- **Parts of the exercise**
[A] According to the Neolithic site passage below, the recently discovered carving offers a glimpse into what things shared by the Neolithic Anatolians? List them all.
[B] Decide whether each statement agrees with the Neolithic site passage below. Answer yes or no, and quote the words that decide it.
(i) The presenter of the video plans to return in September 2022.
(ii) Farming took hold in the region before the hunter-gatherers built their stone homes.
(iii) The hunter-gatherers settled in what is now northern Turkey.
::: Passage to read
Exceptional recent video of a visit to the site itself and the museum/visitor centre.
Lots of new excavations are currently under way and the presenter of the video plans to return in September 2022 to see what new areas have been opened up to the public.
Some of those beautifully flat concrete floors would put modern builders to shame.

 
Exceptional recent video of a visit to the site itself and the museum/visitor centre.
Lots of new excavations are currently under way and the presenter of the video plans to return in September 2022 to see what new areas have been opened up to the public.
Some of those beautifully flat concrete floors would put modern builders to shame.

I like the fact that the archaeologists are looking at the possibility that some of the area may have involved female builders.

I think that we who live in a patriarchal society don't always recognize that there can be a bias to how ancient civilizations may have come about. It's good to see that some people are presenting some different ideas.
 
stone carvings contemporaneous with Göbekli Tepe found.

About 11,000 years ago in what is now southern Turkey, hunter-gatherers abandoned their roving lifestyles to settle down. They built durable stone homes and monuments centuries before farming took hold there. Now, a recently discovered carving offers a glimpse into the beliefs, fears, and stories shared by these Neolithic Anatolians.
::::::
::: Dataset content
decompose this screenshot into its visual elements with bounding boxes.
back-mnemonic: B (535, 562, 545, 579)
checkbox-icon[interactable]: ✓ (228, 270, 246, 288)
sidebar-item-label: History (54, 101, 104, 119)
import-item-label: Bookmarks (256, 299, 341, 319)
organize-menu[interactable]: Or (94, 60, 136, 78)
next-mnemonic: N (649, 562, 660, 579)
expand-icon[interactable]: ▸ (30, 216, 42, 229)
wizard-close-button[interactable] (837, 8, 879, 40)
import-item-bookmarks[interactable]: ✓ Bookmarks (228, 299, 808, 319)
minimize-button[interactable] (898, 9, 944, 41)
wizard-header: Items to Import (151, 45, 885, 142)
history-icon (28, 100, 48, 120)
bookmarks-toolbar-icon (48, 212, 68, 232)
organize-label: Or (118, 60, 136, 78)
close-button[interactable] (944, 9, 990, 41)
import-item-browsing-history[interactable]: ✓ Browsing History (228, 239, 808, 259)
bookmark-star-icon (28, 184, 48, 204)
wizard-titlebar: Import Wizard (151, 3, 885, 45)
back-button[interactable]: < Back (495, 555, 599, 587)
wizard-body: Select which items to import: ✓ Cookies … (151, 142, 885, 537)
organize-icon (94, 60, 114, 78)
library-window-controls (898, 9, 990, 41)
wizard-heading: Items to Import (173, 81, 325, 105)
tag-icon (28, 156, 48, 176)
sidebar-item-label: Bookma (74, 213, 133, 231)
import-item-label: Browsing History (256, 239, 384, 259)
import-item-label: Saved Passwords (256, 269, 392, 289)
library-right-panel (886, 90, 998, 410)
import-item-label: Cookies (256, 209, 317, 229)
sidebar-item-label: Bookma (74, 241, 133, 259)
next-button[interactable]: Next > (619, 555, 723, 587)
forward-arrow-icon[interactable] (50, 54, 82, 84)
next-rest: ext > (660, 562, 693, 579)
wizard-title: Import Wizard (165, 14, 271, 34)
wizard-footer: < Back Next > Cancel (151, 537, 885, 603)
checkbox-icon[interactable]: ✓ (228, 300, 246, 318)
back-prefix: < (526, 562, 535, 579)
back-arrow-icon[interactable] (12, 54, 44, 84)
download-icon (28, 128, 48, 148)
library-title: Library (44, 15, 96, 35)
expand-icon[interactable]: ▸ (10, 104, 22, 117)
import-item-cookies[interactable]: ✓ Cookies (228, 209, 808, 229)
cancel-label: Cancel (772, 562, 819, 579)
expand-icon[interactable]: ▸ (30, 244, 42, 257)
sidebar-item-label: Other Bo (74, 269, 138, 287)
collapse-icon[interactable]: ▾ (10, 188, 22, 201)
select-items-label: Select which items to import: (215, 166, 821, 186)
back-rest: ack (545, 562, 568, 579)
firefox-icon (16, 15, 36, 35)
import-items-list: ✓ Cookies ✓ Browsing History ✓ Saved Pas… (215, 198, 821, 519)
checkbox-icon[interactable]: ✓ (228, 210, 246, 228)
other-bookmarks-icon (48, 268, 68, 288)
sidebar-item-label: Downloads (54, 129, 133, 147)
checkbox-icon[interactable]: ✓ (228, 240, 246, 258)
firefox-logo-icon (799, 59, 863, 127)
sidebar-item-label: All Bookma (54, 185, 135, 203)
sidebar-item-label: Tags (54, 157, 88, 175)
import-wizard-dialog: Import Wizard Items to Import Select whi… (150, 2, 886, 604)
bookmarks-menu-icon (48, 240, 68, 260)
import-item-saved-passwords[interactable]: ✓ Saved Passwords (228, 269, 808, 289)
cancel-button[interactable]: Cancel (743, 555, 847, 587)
::::::
- **Answer list**
[A]
- beliefs
- fears
- stories

[B]
(i) Yes: "the presenter of the video plans to return in September 2022"
(ii) No: "They built durable stone homes and monuments centuries before farming took hold there."
(iii) No: "in what is now southern Turkey"